Extracted material:
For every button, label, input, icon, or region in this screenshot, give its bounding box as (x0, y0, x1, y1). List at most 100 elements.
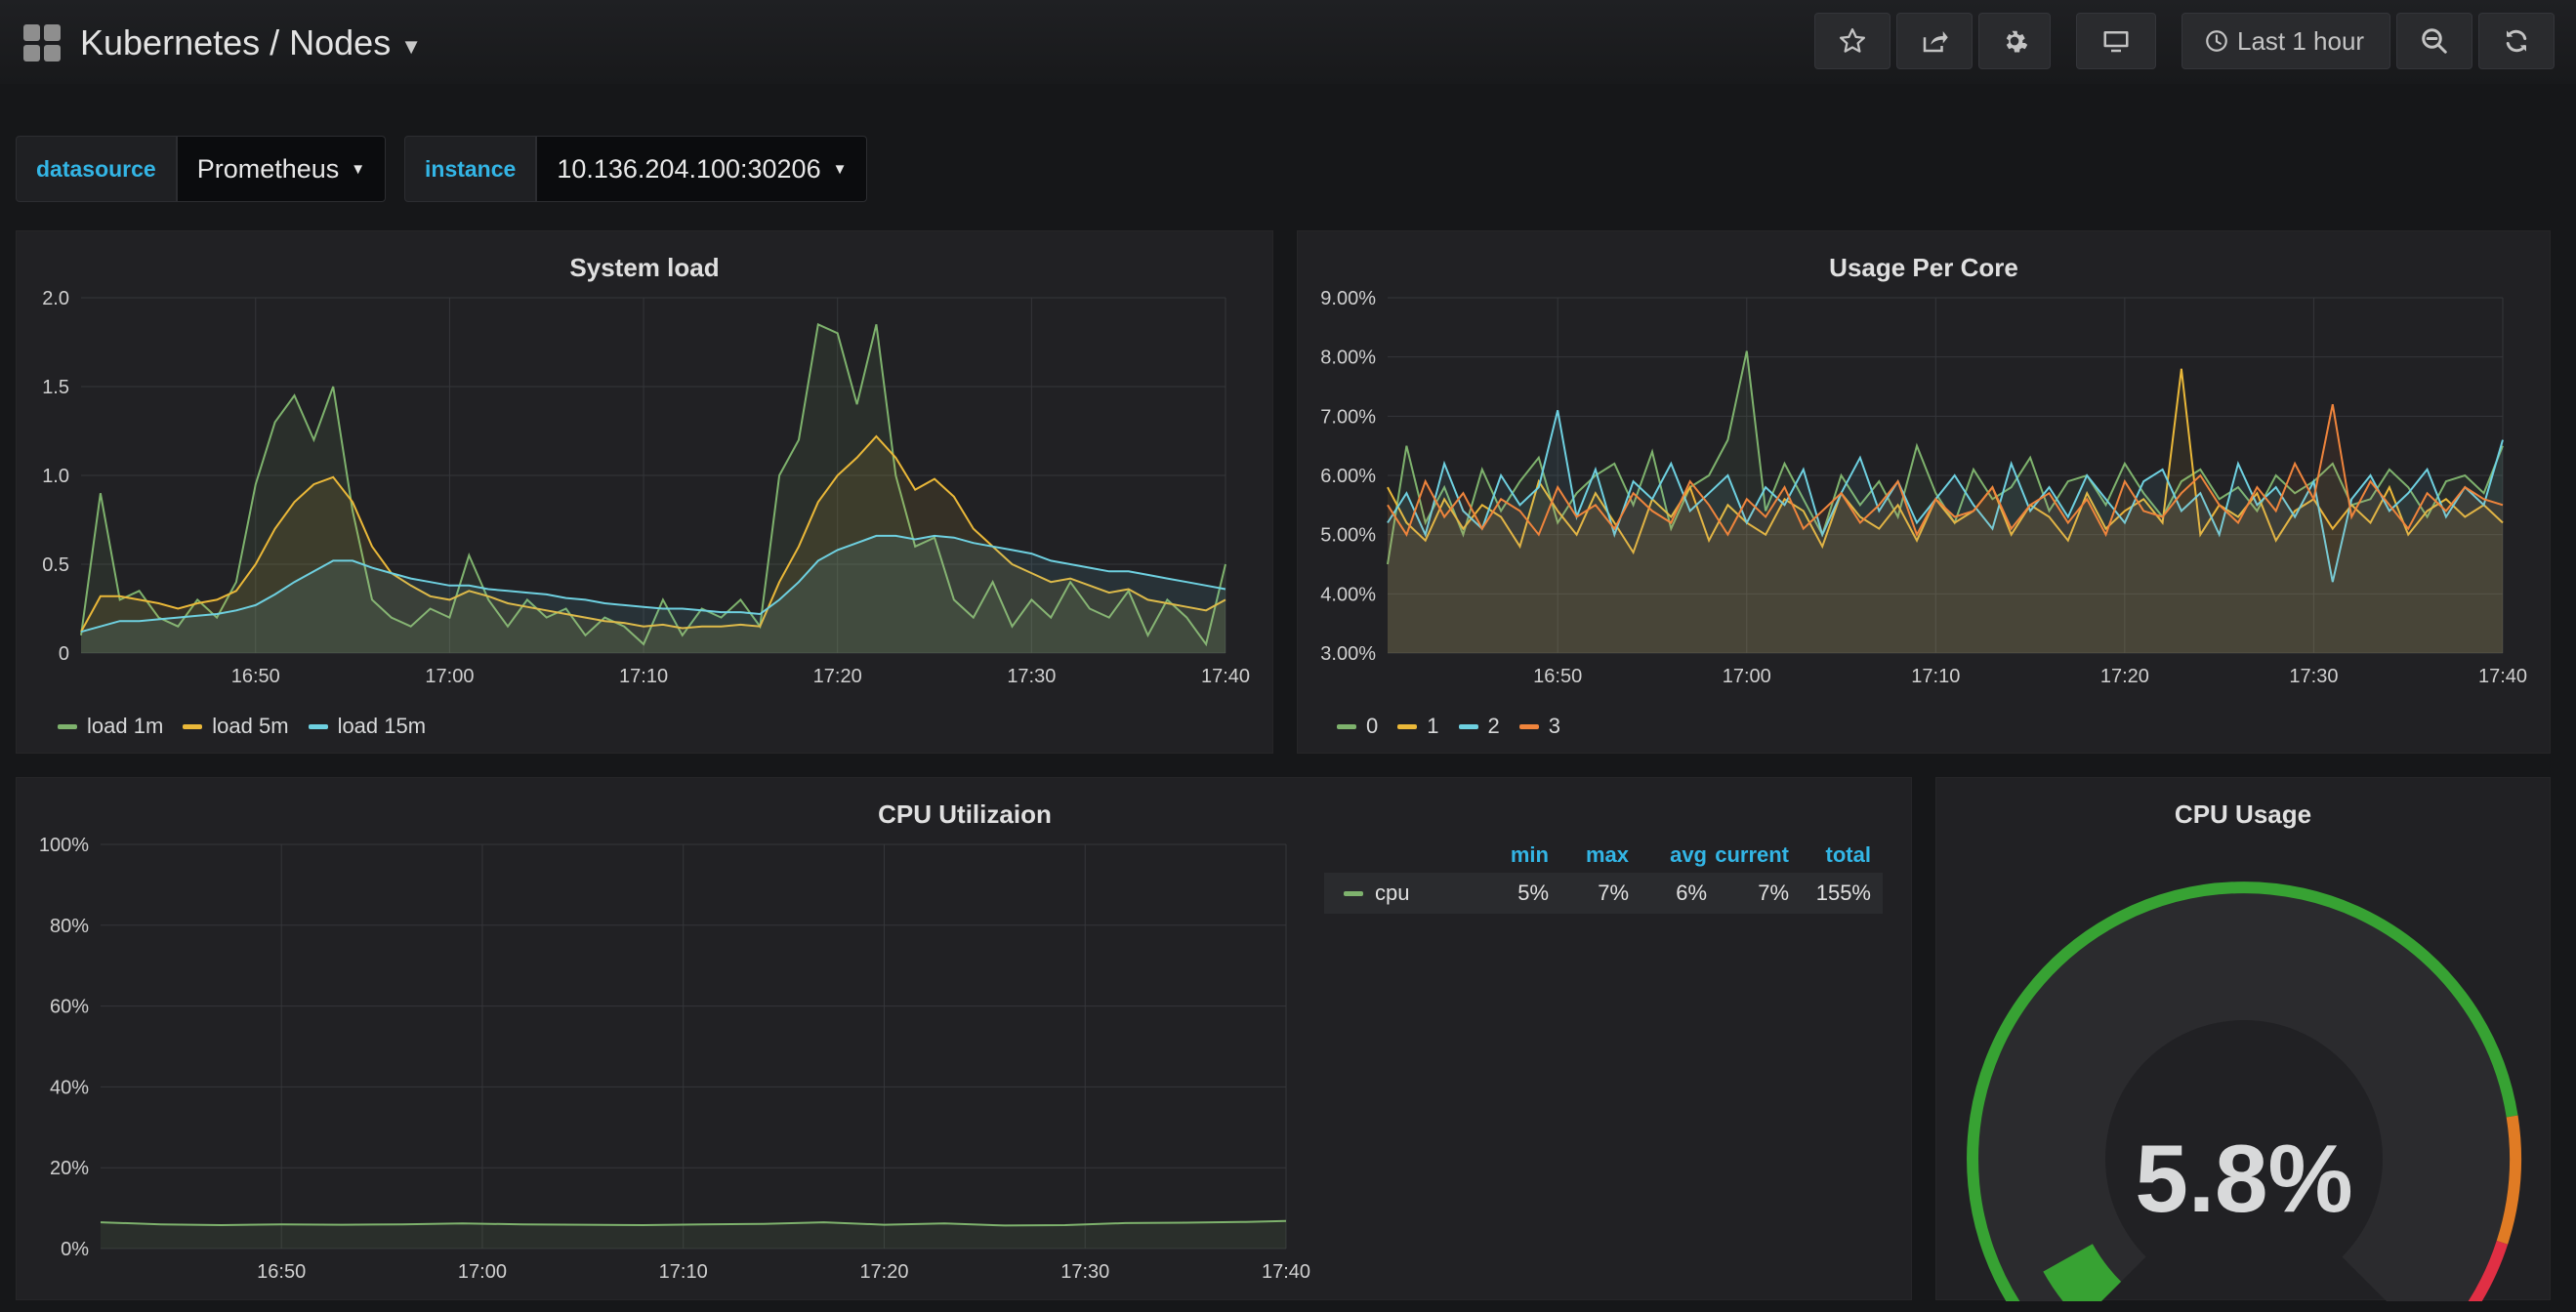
legend-item-load-1m[interactable]: load 1m (58, 714, 163, 739)
dashboard-settings-button[interactable] (1978, 13, 2051, 69)
chevron-down-icon[interactable]: ▼ (400, 34, 422, 59)
clock-icon (2206, 30, 2227, 52)
cpu-utilization-graph[interactable]: 100% 80% 60% 40% 20% 0% 16:50 17:00 17:10 17:20 17… (17, 778, 1325, 1301)
system-load-graph[interactable]: 2.0 1.5 1.0 0.5 0 16:50 17:00 17:10 17:20 17:30 17… (17, 231, 1274, 755)
y-tick-label: 2.0 (42, 288, 69, 309)
variable-instance: instance 10.136.204.100:30206 ▼ (404, 136, 868, 202)
y-tick-label: 7.00% (1320, 406, 1376, 428)
y-tick-label: 20% (50, 1158, 89, 1179)
variable-label-datasource: datasource (16, 136, 177, 202)
usage-per-core-graph[interactable]: 9.00% 8.00% 7.00% 6.00% 5.00% 4.00% 3.00% 16:50… (1298, 231, 2552, 755)
x-tick-label: 17:00 (1723, 666, 1771, 687)
gauge-background (1978, 893, 2510, 1301)
series-line-cpu (100, 1219, 1287, 1227)
panel-usage-per-core[interactable]: Usage Per Core 9.00% 8.00% 7.00% 6.00% 5.00%… (1297, 230, 2551, 754)
tv-mode-button[interactable] (2076, 13, 2156, 69)
legend-item-load-5m[interactable]: load 5m (183, 714, 289, 739)
x-tick-label: 16:50 (231, 666, 280, 687)
gauge-threshold-band (1967, 882, 2518, 1301)
usage-per-core-legend: 0 1 2 3 (1337, 714, 1580, 739)
refresh-button[interactable] (2478, 13, 2555, 69)
time-range-label: Last 1 hour (2237, 25, 2365, 56)
zoom-out-button[interactable] (2396, 13, 2472, 69)
panel-title[interactable]: Usage Per Core (1829, 253, 2018, 282)
legend-value-max: 7% (1598, 881, 1629, 905)
datasource-select[interactable]: Prometheus ▼ (176, 136, 387, 202)
legend-item-core-3[interactable]: 3 (1518, 714, 1560, 739)
legend-header-total[interactable]: total (1825, 842, 1871, 867)
panel-title[interactable]: CPU Utilizaion (878, 800, 1052, 829)
y-tick-label: 8.00% (1320, 348, 1376, 369)
series-area-load-15m (81, 535, 1226, 653)
instance-select[interactable]: 10.136.204.100:30206 ▼ (536, 136, 868, 202)
gauge-value-arc (2043, 1243, 2122, 1301)
x-tick-label: 17:20 (859, 1261, 908, 1283)
x-tick-label: 16:50 (1533, 666, 1582, 687)
legend-header-max[interactable]: max (1585, 842, 1629, 867)
series-area-3 (1388, 404, 2503, 653)
legend-value-total: 155% (1815, 881, 1871, 905)
legend-header-current[interactable]: current (1715, 842, 1789, 867)
legend-item-core-0[interactable]: 0 (1337, 714, 1378, 739)
y-tick-label: 100% (39, 835, 89, 856)
panel-cpu-utilization[interactable]: CPU Utilizaion 100% 80% 60% 40% 20% 0% 16:50 17… (16, 777, 1912, 1300)
legend-series-name[interactable]: cpu (1375, 881, 1410, 905)
legend-header-min[interactable]: min (1510, 842, 1549, 867)
y-tick-label: 0.5 (42, 554, 69, 576)
dashboard-title[interactable]: Kubernetes / Nodes (80, 22, 392, 62)
y-tick-label: 40% (50, 1077, 89, 1098)
time-picker-button[interactable]: Last 1 hour (2181, 13, 2390, 69)
panel-title[interactable]: CPU Usage (2174, 800, 2312, 829)
gauge-threshold-band (2496, 1115, 2521, 1245)
y-tick-label: 1.0 (42, 466, 69, 487)
system-load-legend: load 1m load 5m load 15m (58, 714, 445, 739)
y-tick-label: 4.00% (1320, 584, 1376, 605)
x-tick-label: 17:20 (813, 666, 862, 687)
x-tick-label: 17:10 (1911, 666, 1960, 687)
legend-item-core-2[interactable]: 2 (1458, 714, 1500, 739)
gauge-value-text: 5.8% (2135, 1125, 2352, 1232)
y-tick-label: 6.00% (1320, 466, 1376, 487)
series-line-2 (1387, 410, 2504, 583)
legend-value-current: 7% (1758, 881, 1789, 905)
x-tick-label: 17:30 (1007, 666, 1056, 687)
x-tick-label: 17:20 (2100, 666, 2149, 687)
legend-table-row-cpu[interactable]: cpu 5% 7% 6% 7% 155% (1324, 873, 1883, 914)
y-tick-label: 3.00% (1320, 643, 1376, 665)
caret-down-icon: ▼ (832, 160, 848, 178)
series-line-load-15m (80, 534, 1226, 634)
series-area-load-5m (81, 436, 1226, 653)
share-icon (1923, 31, 1948, 53)
y-tick-label: 9.00% (1320, 288, 1376, 309)
legend-value-avg: 6% (1676, 881, 1707, 905)
x-tick-label: 16:50 (257, 1261, 306, 1283)
x-tick-label: 17:40 (1201, 666, 1250, 687)
dashboard-title-picker[interactable]: Kubernetes / Nodes ▼ (23, 20, 422, 66)
series-line-load-5m (80, 434, 1226, 633)
series-area-2 (1388, 410, 2503, 653)
panel-cpu-usage[interactable]: CPU Usage 5.8% (1935, 777, 2551, 1301)
y-tick-label: 5.00% (1320, 525, 1376, 547)
refresh-icon (2506, 29, 2527, 53)
variable-label-instance: instance (404, 136, 537, 202)
star-dashboard-button[interactable] (1814, 13, 1890, 69)
y-tick-label: 0 (59, 643, 69, 665)
share-dashboard-button[interactable] (1896, 13, 1973, 69)
x-tick-label: 17:10 (619, 666, 668, 687)
grid-icon[interactable] (23, 24, 61, 62)
gear-icon (2006, 30, 2028, 53)
monitor-icon (2103, 31, 2129, 53)
datasource-value: Prometheus (196, 153, 340, 184)
star-icon (1840, 28, 1865, 53)
legend-item-core-1[interactable]: 1 (1397, 714, 1439, 739)
series-line-load-1m (80, 322, 1226, 647)
top-navbar: Kubernetes / Nodes ▼ Last 1 hour (0, 0, 2576, 84)
legend-header-avg[interactable]: avg (1670, 842, 1707, 867)
series-line-3 (1387, 404, 2504, 538)
panel-system-load[interactable]: System load 2.0 1.5 1.0 0.5 0 16:50 17:00 17:10… (16, 230, 1273, 754)
panel-title[interactable]: System load (569, 253, 720, 282)
cpu-usage-gauge: 5.8% (1967, 882, 2521, 1301)
legend-item-load-15m[interactable]: load 15m (308, 714, 426, 739)
x-tick-label: 17:00 (458, 1261, 507, 1283)
variable-datasource: datasource Prometheus ▼ (16, 136, 387, 202)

What you should do:
Can you output every line of the rows as a Markdown table with the columns Row and Line, numbering each line and leaving out blank lines and the pictures?

Answer to this task:
| Row | Line |
|---|---|
| 1 | For every button, label, input, icon, or region in this screenshot, give its bounding box as (x0, y0, x1, y1). List at most 100 elements. |
| 2 | legend-item-load-1m[interactable]: load 1m (58, 714, 163, 739) |
| 3 | dashboard-settings-button[interactable] (1978, 13, 2051, 69) |
| 4 | chevron-down-icon[interactable]: ▼ (400, 34, 422, 59) |
| 5 | clock-icon (2206, 30, 2227, 52) |
| 6 | cpu-utilization-graph[interactable]: 100% 80% 60% 40% 20% 0% 16:50 17:00 17:10 17:20 17… (17, 778, 1325, 1301) |
| 7 | system-load-graph[interactable]: 2.0 1.5 1.0 0.5 0 16:50 17:00 17:10 17:20 17:30 17… (17, 231, 1274, 755) |
| 8 | y-tick-label: 2.0 (42, 288, 69, 309) |
| 9 | variable-instance: instance 10.136.204.100:30206 ▼ (404, 136, 868, 202) |
| 10 | y-tick-label: 7.00% (1320, 406, 1376, 428) |
| 11 | y-tick-label: 20% (50, 1158, 89, 1179) |
| 12 | variable-label-datasource: datasource (16, 136, 177, 202) |
| 13 | usage-per-core-graph[interactable]: 9.00% 8.00% 7.00% 6.00% 5.00% 4.00% 3.00% 16:50… (1298, 231, 2552, 755) |
| 14 | x-tick-label: 17:00 (1723, 666, 1771, 687) |
| 15 | gauge-background (1978, 893, 2510, 1301) |
| 16 | series-line-cpu (100, 1219, 1287, 1227) |
| 17 | panel-usage-per-core[interactable]: Usage Per Core 9.00% 8.00% 7.00% 6.00% 5.00%… (1297, 230, 2551, 754) |
| 18 | tv-mode-button[interactable] (2076, 13, 2156, 69) |
| 19 | legend-item-load-5m[interactable]: load 5m (183, 714, 289, 739) |
| 20 | x-tick-label: 16:50 (231, 666, 280, 687) |
| 21 | gauge-threshold-band (1967, 882, 2518, 1301) |
| 22 | usage-per-core-legend: 0 1 2 3 (1337, 714, 1580, 739) |
| 23 | refresh-button[interactable] (2478, 13, 2555, 69) |
| 24 | time-range-label: Last 1 hour (2237, 25, 2365, 56) |
| 25 | zoom-out-button[interactable] (2396, 13, 2472, 69) |
| 26 | panel-title[interactable]: Usage Per Core (1829, 253, 2018, 282) |
| 27 | legend-value-max: 7% (1598, 881, 1629, 905) |
| 28 | datasource-select[interactable]: Prometheus ▼ (176, 136, 387, 202) |
| 29 | legend-item-core-3[interactable]: 3 (1518, 714, 1560, 739) |
| 30 | legend-header-total[interactable]: total (1825, 842, 1871, 867) |
| 31 | panel-title[interactable]: CPU Utilizaion (878, 800, 1052, 829) |
| 32 | y-tick-label: 8.00% (1320, 348, 1376, 369) |
| 33 | series-area-load-15m (81, 535, 1226, 653) |
| 34 | instance-select[interactable]: 10.136.204.100:30206 ▼ (536, 136, 868, 202) |
| 35 | gauge-value-arc (2043, 1243, 2122, 1301) |
| 36 | x-tick-label: 17:20 (859, 1261, 908, 1283) |
| 37 | x-tick-label: 16:50 (1533, 666, 1582, 687) |
| 38 | legend-header-max[interactable]: max (1585, 842, 1629, 867) |
| 39 | series-area-3 (1388, 404, 2503, 653) |
| 40 | legend-value-total: 155% (1815, 881, 1871, 905) |
| 41 | legend-header-current[interactable]: current (1715, 842, 1789, 867) |
| 42 | legend-item-core-0[interactable]: 0 (1337, 714, 1378, 739) |
| 43 | y-tick-label: 100% (39, 835, 89, 856) |
| 44 | panel-cpu-utilization[interactable]: CPU Utilizaion 100% 80% 60% 40% 20% 0% 16:50 17… (16, 777, 1912, 1300) |
| 45 | legend-series-name[interactable]: cpu (1375, 881, 1410, 905) |
| 46 | legend-header-min[interactable]: min (1510, 842, 1549, 867) |
| 47 | y-tick-label: 0.5 (42, 554, 69, 576) |
| 48 | dashboard-title[interactable]: Kubernetes / Nodes (80, 22, 392, 62) |
| 49 | y-tick-label: 40% (50, 1077, 89, 1098) |
| 50 | time-picker-button[interactable]: Last 1 hour (2181, 13, 2390, 69) |
| 51 | panel-title[interactable]: CPU Usage (2174, 800, 2312, 829) |
| 52 | gauge-threshold-band (2496, 1115, 2521, 1245) |
| 53 | y-tick-label: 1.0 (42, 466, 69, 487) |
| 54 | system-load-legend: load 1m load 5m load 15m (58, 714, 445, 739) |
| 55 | y-tick-label: 4.00% (1320, 584, 1376, 605) |
| 56 | x-tick-label: 17:20 (813, 666, 862, 687) |
| 57 | x-tick-label: 17:10 (1911, 666, 1960, 687) |
| 58 | legend-item-core-2[interactable]: 2 (1458, 714, 1500, 739) |
| 59 | gauge-value-text: 5.8% (2135, 1125, 2352, 1232) |
| 60 | y-tick-label: 6.00% (1320, 466, 1376, 487) |
| 61 | series-line-2 (1387, 410, 2504, 583) |
| 62 | legend-value-current: 7% (1758, 881, 1789, 905) |
| 63 | x-tick-label: 17:30 (1007, 666, 1056, 687) |
| 64 | x-tick-label: 17:20 (2100, 666, 2149, 687) |
| 65 | legend-table-row-cpu[interactable]: cpu 5% 7% 6% 7% 155% (1324, 873, 1883, 914) |
| 66 | y-tick-label: 3.00% (1320, 643, 1376, 665) |
| 67 | caret-down-icon: ▼ (832, 160, 848, 178) |
| 68 | series-line-load-15m (80, 534, 1226, 634) |
| 69 | series-area-load-5m (81, 436, 1226, 653) |
| 70 | share-icon (1923, 31, 1948, 53) |
| 71 | y-tick-label: 9.00% (1320, 288, 1376, 309) |
| 72 | legend-value-avg: 6% (1676, 881, 1707, 905) |
| 73 | x-tick-label: 16:50 (257, 1261, 306, 1283) |
| 74 | x-tick-label: 17:40 (1201, 666, 1250, 687) |
| 75 | dashboard-title-picker[interactable]: Kubernetes / Nodes ▼ (23, 20, 422, 66) |
| 76 | series-line-load-5m (80, 434, 1226, 633) |
| 77 | series-area-2 (1388, 410, 2503, 653) |
| 78 | panel-cpu-usage[interactable]: CPU Usage 5.8% (1935, 777, 2551, 1301) |
| 79 | y-tick-label: 5.00% (1320, 525, 1376, 547) |
| 80 | refresh-icon (2506, 29, 2527, 53) |
| 81 | variable-label-instance: instance (404, 136, 537, 202) |
| 82 | star-dashboard-button[interactable] (1814, 13, 1890, 69) |
| 83 | y-tick-label: 0 (59, 643, 69, 665) |
| 84 | share-dashboard-button[interactable] (1896, 13, 1973, 69) |
| 85 | x-tick-label: 17:10 (619, 666, 668, 687) |
| 86 | grid-icon[interactable] (23, 24, 61, 62) |
| 87 | gear-icon (2006, 30, 2028, 53) |
| 88 | monitor-icon (2103, 31, 2129, 53) |
| 89 | datasource-value: Prometheus (196, 153, 340, 184) |
| 90 | star-icon (1840, 28, 1865, 53) |
| 91 | legend-item-core-1[interactable]: 1 (1397, 714, 1439, 739) |
| 92 | series-line-load-1m (80, 322, 1226, 647) |
| 93 | top-navbar: Kubernetes / Nodes ▼ Last 1 hour (0, 0, 2576, 84) |
| 94 | legend-header-avg[interactable]: avg (1670, 842, 1707, 867) |
| 95 | series-line-3 (1387, 404, 2504, 538) |
| 96 | panel-system-load[interactable]: System load 2.0 1.5 1.0 0.5 0 16:50 17:00 17:10… (16, 230, 1273, 754) |
| 97 | panel-title[interactable]: System load (569, 253, 720, 282) |
| 98 | cpu-usage-gauge: 5.8% (1967, 882, 2521, 1301) |
| 99 | legend-item-load-15m[interactable]: load 15m (308, 714, 426, 739) |
| 100 | x-tick-label: 17:00 (458, 1261, 507, 1283) |
| 101 | variable-datasource: datasource Prometheus ▼ (16, 136, 387, 202) |